§ PROBLEM DETAILS: Output the material below in its entirety, exactly as given.

* START INFORMATION SHOWN *

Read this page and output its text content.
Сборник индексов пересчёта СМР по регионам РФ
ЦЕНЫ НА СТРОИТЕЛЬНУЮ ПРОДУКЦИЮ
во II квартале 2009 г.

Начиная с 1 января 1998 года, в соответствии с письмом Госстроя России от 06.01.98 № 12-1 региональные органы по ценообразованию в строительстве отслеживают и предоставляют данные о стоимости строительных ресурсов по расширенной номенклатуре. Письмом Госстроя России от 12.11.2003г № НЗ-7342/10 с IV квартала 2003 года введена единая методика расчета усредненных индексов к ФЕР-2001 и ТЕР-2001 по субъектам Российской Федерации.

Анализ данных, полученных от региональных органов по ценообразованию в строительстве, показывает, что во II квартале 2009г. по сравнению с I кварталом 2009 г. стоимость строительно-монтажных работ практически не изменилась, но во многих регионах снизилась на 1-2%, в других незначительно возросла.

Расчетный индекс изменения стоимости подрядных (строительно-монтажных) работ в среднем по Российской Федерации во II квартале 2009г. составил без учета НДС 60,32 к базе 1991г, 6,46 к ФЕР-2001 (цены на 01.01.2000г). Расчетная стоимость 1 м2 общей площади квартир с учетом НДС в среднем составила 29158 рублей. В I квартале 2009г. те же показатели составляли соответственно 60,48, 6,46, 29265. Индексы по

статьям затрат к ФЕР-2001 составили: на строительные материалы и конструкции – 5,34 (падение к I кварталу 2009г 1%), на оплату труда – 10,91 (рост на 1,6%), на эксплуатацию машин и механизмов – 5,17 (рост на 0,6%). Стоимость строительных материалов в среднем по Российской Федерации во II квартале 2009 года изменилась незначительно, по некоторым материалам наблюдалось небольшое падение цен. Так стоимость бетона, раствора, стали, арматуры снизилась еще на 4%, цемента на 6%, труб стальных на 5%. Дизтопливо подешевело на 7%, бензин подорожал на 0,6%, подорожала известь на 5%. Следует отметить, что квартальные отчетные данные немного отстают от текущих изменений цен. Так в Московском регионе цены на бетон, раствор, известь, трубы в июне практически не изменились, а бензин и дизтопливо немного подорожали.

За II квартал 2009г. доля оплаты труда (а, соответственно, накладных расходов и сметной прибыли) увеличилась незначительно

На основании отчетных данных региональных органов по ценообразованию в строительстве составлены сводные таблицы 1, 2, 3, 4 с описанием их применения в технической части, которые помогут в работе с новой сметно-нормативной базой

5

* END INFORMATION SHOWN *

§ EXERCISE SOLUTION:
Read this page and output its text content.
Сборник индексов пересчёта СМР по регионам РФ
ЦЕНЫ НА СТРОИТЕЛЬНУЮ ПРОДУКЦИЮ
во II квартале 2009 г.

Начиная с 1 января 1998 года, в соответствии с письмом Госстроя России от 06.01.98 № 12-1 региональные органы по ценообразованию в строительстве отслеживают и предоставляют данные о стоимости строительных ресурсов по расширенной номенклатуре. Письмом Госстроя России от 12.11.2003г № НЗ-7342/10 с IV квартала 2003 года введена единая методика расчета усредненных индексов к ФЕР-2001 и ТЕР-2001 по субъектам Российской Федерации.

Анализ данных, полученных от региональных органов по ценообразованию в строительстве, показывает, что во II квартале 2009г. по сравнению с I кварталом 2009 г. стоимость строительно-монтажных работ практически не изменилась, но во многих регионах снизилась на 1-2%, в других незначительно возросла.

Расчетный индекс изменения стоимости подрядных (строительно-монтажных) работ в среднем по Российской Федерации во II квартале 2009г. составил без учета НДС 60,32 к базе 1991г, 6,46 к ФЕР-2001 (цены на 01.01.2000г). Расчетная стоимость 1 м2 общей площади квартир с учетом НДС в среднем составила 29158 рублей. В I квартале 2009г. те же показатели составляли соответственно 60,48, 6,46, 29265. Индексы по

статьям затрат к ФЕР-2001 составили: на строительные материалы и конструкции – 5,34 (падение к I кварталу 2009г 1%), на оплату труда – 10,91 (рост на 1,6%), на эксплуатацию машин и механизмов – 5,17 (рост на 0,6%). Стоимость строительных материалов в среднем по Российской Федерации во II квартале 2009 года изменилась незначительно, по некоторым материалам наблюдалось небольшое падение цен. Так стоимость бетона, раствора, стали, арматуры снизилась еще на 4%, цемента на 6%, труб стальных на 5%. Дизтопливо подешевело на 7%, бензин подорожал на 0,6%, подорожала известь на 5%. Следует отметить, что квартальные отчетные данные немного отстают от текущих изменений цен. Так в Московском регионе цены на бетон, раствор, известь, трубы в июне практически не изменились, а бензин и дизтопливо немного подорожали.

За II квартал 2009г. доля оплаты труда (а, соответственно, накладных расходов и сметной прибыли) увеличилась незначительно

На основании отчетных данных региональных органов по ценообразованию в строительстве составлены сводные таблицы 1, 2, 3, 4 с описанием их применения в технической части, которые помогут в работе с новой сметно-нормативной базой

5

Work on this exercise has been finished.